Exercise material start
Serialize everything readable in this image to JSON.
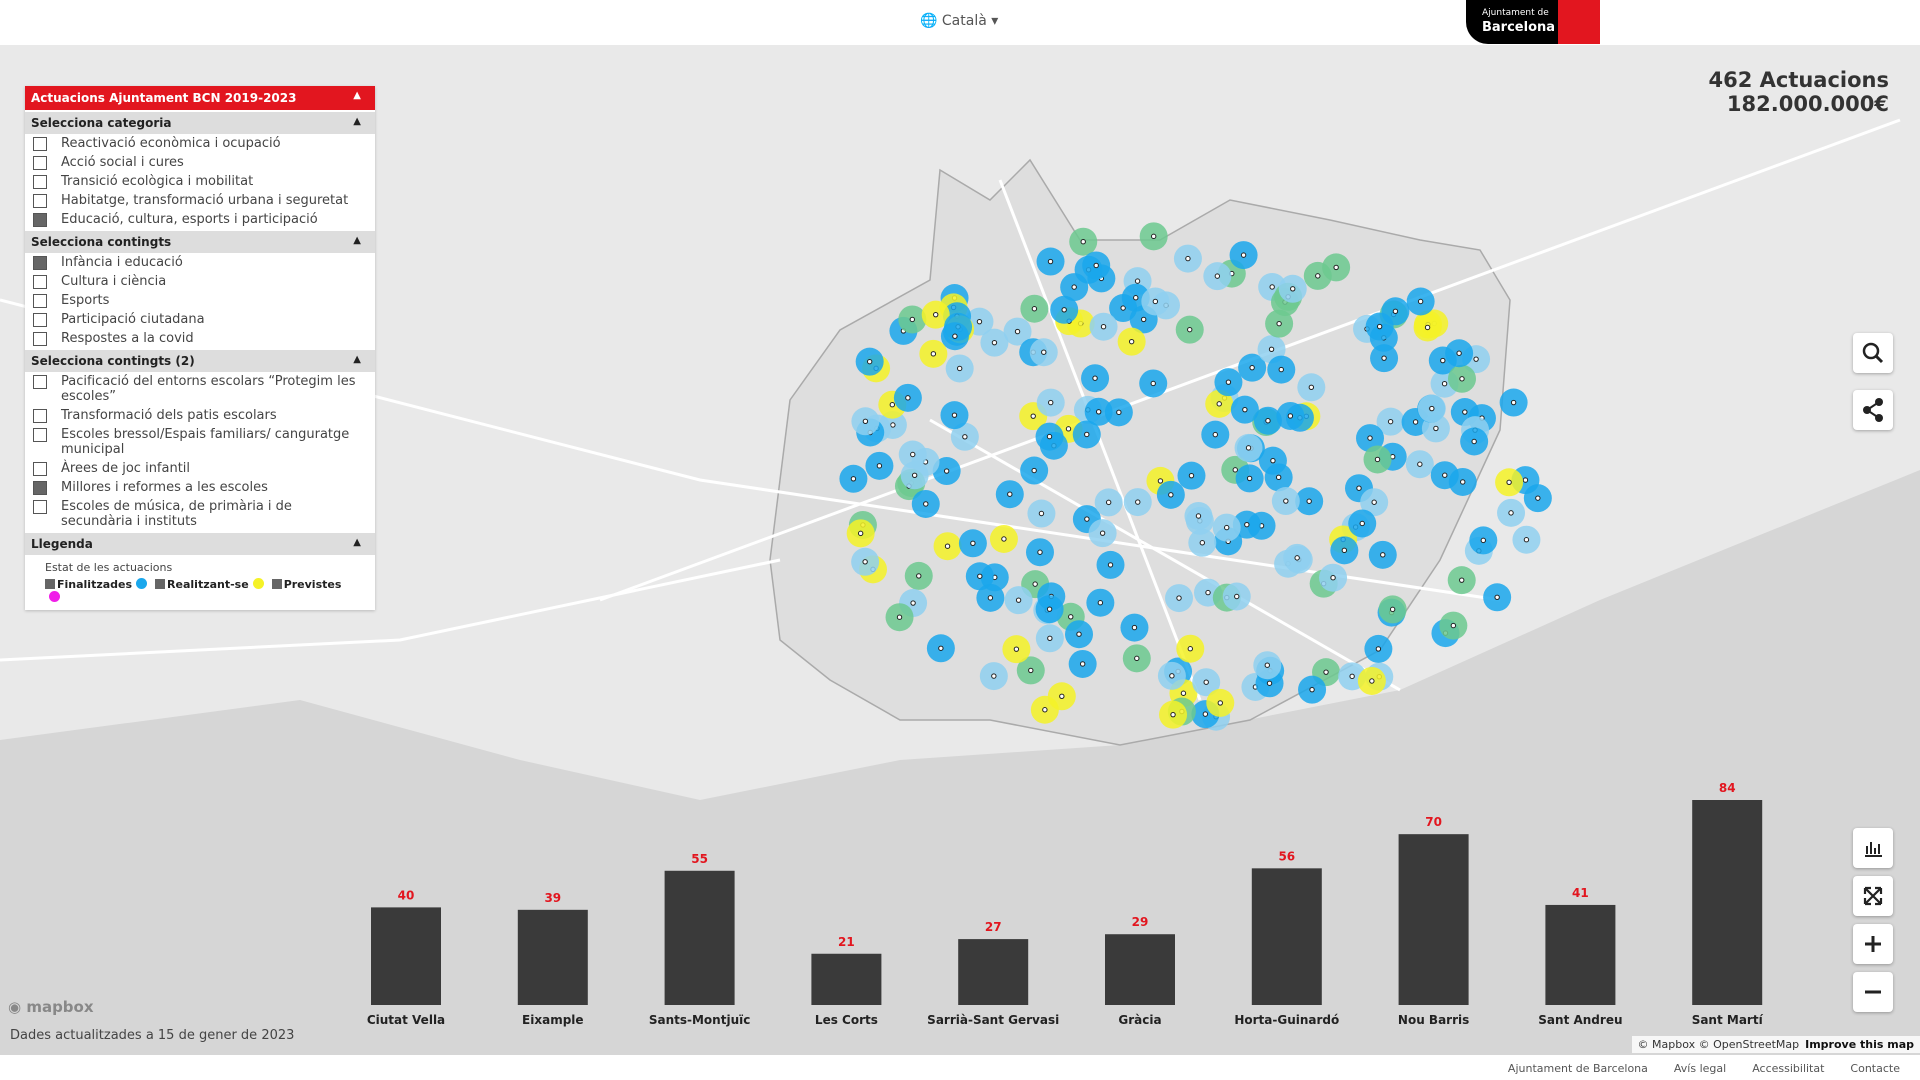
{
  "header": {
    "language": "Català",
    "logo_line1": "Ajuntament de",
    "logo_line2": "Barcelona"
  },
  "panel": {
    "title": "Actuacions Ajuntament BCN 2019-2023",
    "sections": [
      {
        "title": "Selecciona categoria",
        "items": [
          {
            "label": "Reactivació econòmica i ocupació",
            "checked": false
          },
          {
            "label": "Acció social i cures",
            "checked": false
          },
          {
            "label": "Transició ecològica i mobilitat",
            "checked": false
          },
          {
            "label": "Habitatge, transformació urbana i seguretat",
            "checked": false
          },
          {
            "label": "Educació, cultura, esports i participació",
            "checked": true
          }
        ]
      },
      {
        "title": "Selecciona contingts",
        "items": [
          {
            "label": "Infància i educació",
            "checked": true
          },
          {
            "label": "Cultura i ciència",
            "checked": false
          },
          {
            "label": "Esports",
            "checked": false
          },
          {
            "label": "Participació ciutadana",
            "checked": false
          },
          {
            "label": "Respostes a la covid",
            "checked": false
          }
        ]
      },
      {
        "title": "Selecciona contingts (2)",
        "items": [
          {
            "label": "Pacificació del entorns escolars “Protegim les escoles”",
            "checked": false
          },
          {
            "label": "Transformació dels patis escolars",
            "checked": false
          },
          {
            "label": "Escoles bressol/Espais familiars/ canguratge municipal",
            "checked": false
          },
          {
            "label": "Àrees de joc infantil",
            "checked": false
          },
          {
            "label": "Millores i reformes a les escoles",
            "checked": true
          },
          {
            "label": "Escoles de música, de primària i de secundària i instituts",
            "checked": false
          }
        ]
      }
    ],
    "legend": {
      "title": "Llegenda",
      "subtitle": "Estat de les actuacions",
      "items": [
        {
          "label": "Finalitzades",
          "color": "#1aa7ec"
        },
        {
          "label": "Realitzant-se",
          "color": "#f5f227"
        },
        {
          "label": "Previstes",
          "color": "#f01ee8"
        }
      ]
    }
  },
  "stats": {
    "count": "462 Actuacions",
    "amount": "182.000.000€"
  },
  "chart": {
    "type": "bar",
    "color": "#3a3a3a",
    "label_color": "#e2161f",
    "categories": [
      "Ciutat Vella",
      "Eixample",
      "Sants-Montjuïc",
      "Les Corts",
      "Sarrià-Sant Gervasi",
      "Gràcia",
      "Horta-Guinardó",
      "Nou Barris",
      "Sant Andreu",
      "Sant Martí"
    ],
    "values": [
      40,
      39,
      55,
      21,
      27,
      29,
      56,
      70,
      41,
      84
    ]
  },
  "updated": "Dades actualitzades a 15 de gener de 2023",
  "mapbox_logo": "mapbox",
  "attribution": "© Mapbox © OpenStreetMap",
  "improve": "Improve this map",
  "footer_links": [
    "Ajuntament de Barcelona",
    "Avís legal",
    "Accessibilitat",
    "Contacte"
  ]
}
Exercise material end
Instructions to follow
In the material above, tally every line with the string "this" in it, then give that number alone.

Final answer
2